**** Records shown ****
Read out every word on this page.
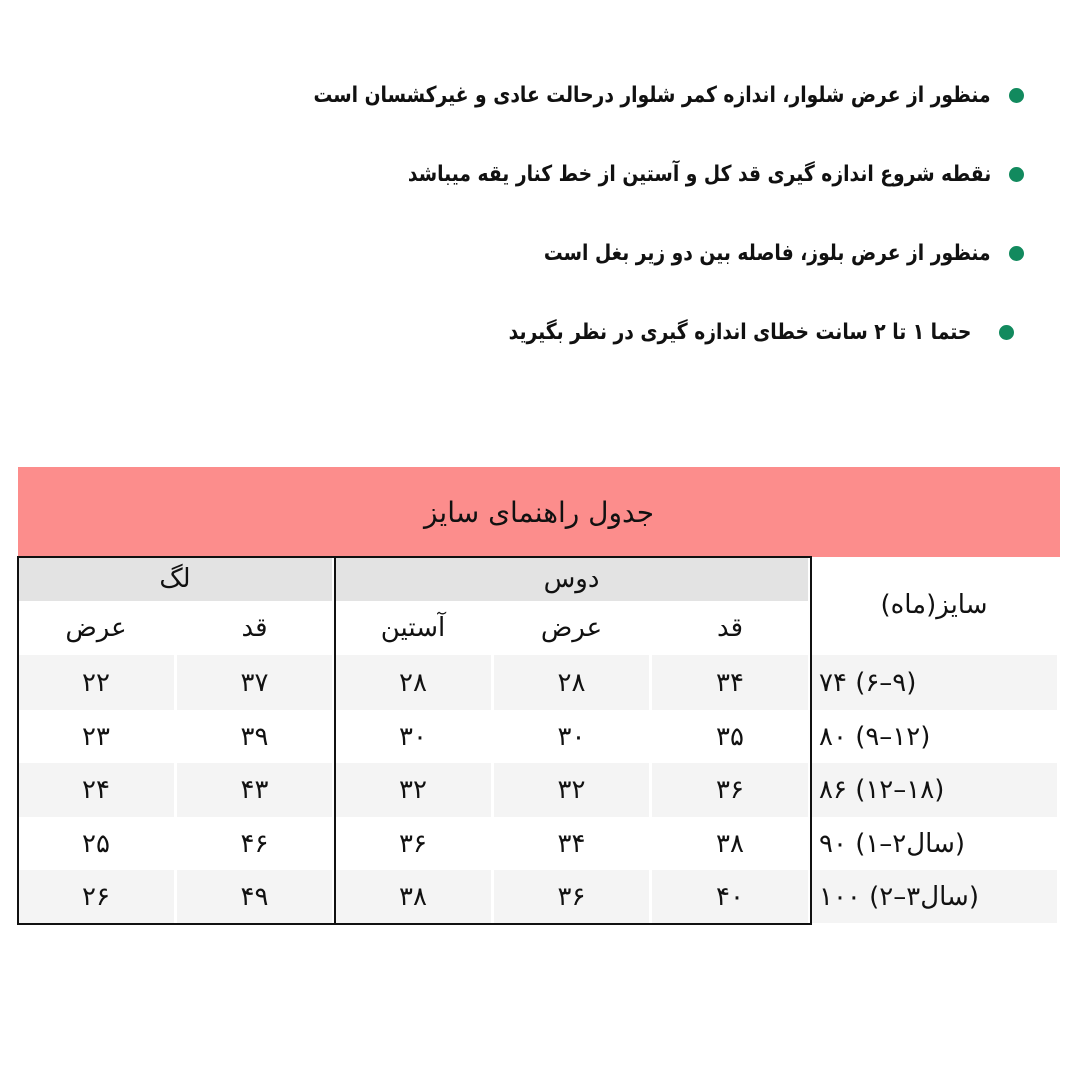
منظور از عرض شلوار، اندازه کمر شلوار درحالت عادی و غیرکشسان است
نقطه شروع اندازه گیری قد کل و آستین از خط کنار یقه میباشد
منظور از عرض بلوز، فاصله بین دو زیر بغل است
حتما ۱ تا ۲ سانت خطای اندازه گیری در نظر بگیرید
جدول راهنمای سایز
لگ	دوس
سایز(ماه)
عرض	قد	آستین	عرض	قد
۲۲	۳۷	۲۸	۲۸	۳۴	۷۴ (۶–۹)
۲۳	۳۹	۳۰	۳۰	۳۵	۸۰ (۹–۱۲)
۲۴	۴۳	۳۲	۳۲	۳۶	۸۶ (۱۲–۱۸)
۲۵	۴۶	۳۶	۳۴	۳۸	۹۰ (۱–۲سال)
۲۶	۴۹	۳۸	۳۶	۴۰	۱۰۰ (۲–۳سال)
****
_Task directions_
Out of the material above, gather each line where "گیری" appears.

_Answer for this exercise_
نقطه شروع اندازه گیری قد کل و آستین از خط کنار یقه میباشد
حتما ۱ تا ۲ سانت خطای اندازه گیری در نظر بگیرید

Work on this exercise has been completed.